## begin Materials provided

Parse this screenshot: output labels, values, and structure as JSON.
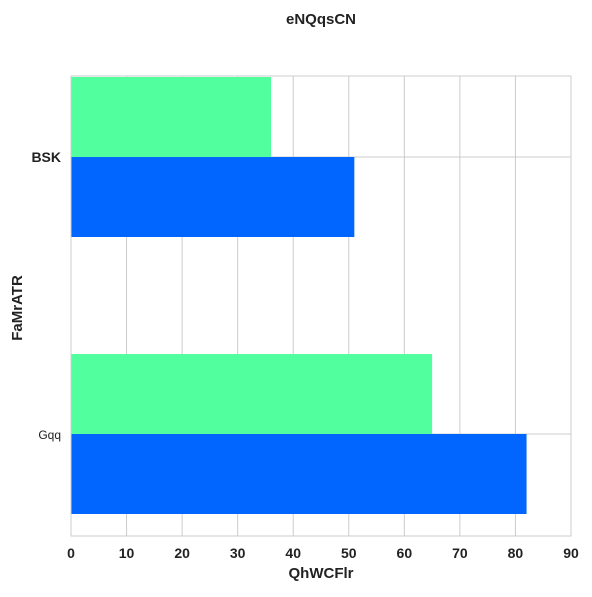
{
  "chart_data": {
    "type": "bar",
    "orientation": "horizontal",
    "title": "eNQqsCN",
    "xlabel": "QhWCFlr",
    "ylabel": "FaMrATR",
    "categories": [
      "BSK",
      "Gqq"
    ],
    "series": [
      {
        "values": [
          36,
          65
        ],
        "color": "#52ff9f"
      },
      {
        "values": [
          51,
          82
        ],
        "color": "#0066ff"
      }
    ],
    "xlim": [
      0,
      90
    ],
    "xticks": [
      0,
      10,
      20,
      30,
      40,
      50,
      60,
      70,
      80,
      90
    ],
    "grid": true,
    "legend": "none"
  }
}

## end Materials provided

Challenge: Copy every record above exactly as written, but leave out the pictures.

Answer for this exercise:
Parse this screenshot: output labels, values, and structure as JSON.
{
  "chart_data": {
    "type": "bar",
    "orientation": "horizontal",
    "title": "eNQqsCN",
    "xlabel": "QhWCFlr",
    "ylabel": "FaMrATR",
    "categories": [
      "BSK",
      "Gqq"
    ],
    "series": [
      {
        "values": [
          36,
          65
        ],
        "color": "#52ff9f"
      },
      {
        "values": [
          51,
          82
        ],
        "color": "#0066ff"
      }
    ],
    "xlim": [
      0,
      90
    ],
    "xticks": [
      0,
      10,
      20,
      30,
      40,
      50,
      60,
      70,
      80,
      90
    ],
    "grid": true,
    "legend": "none"
  }
}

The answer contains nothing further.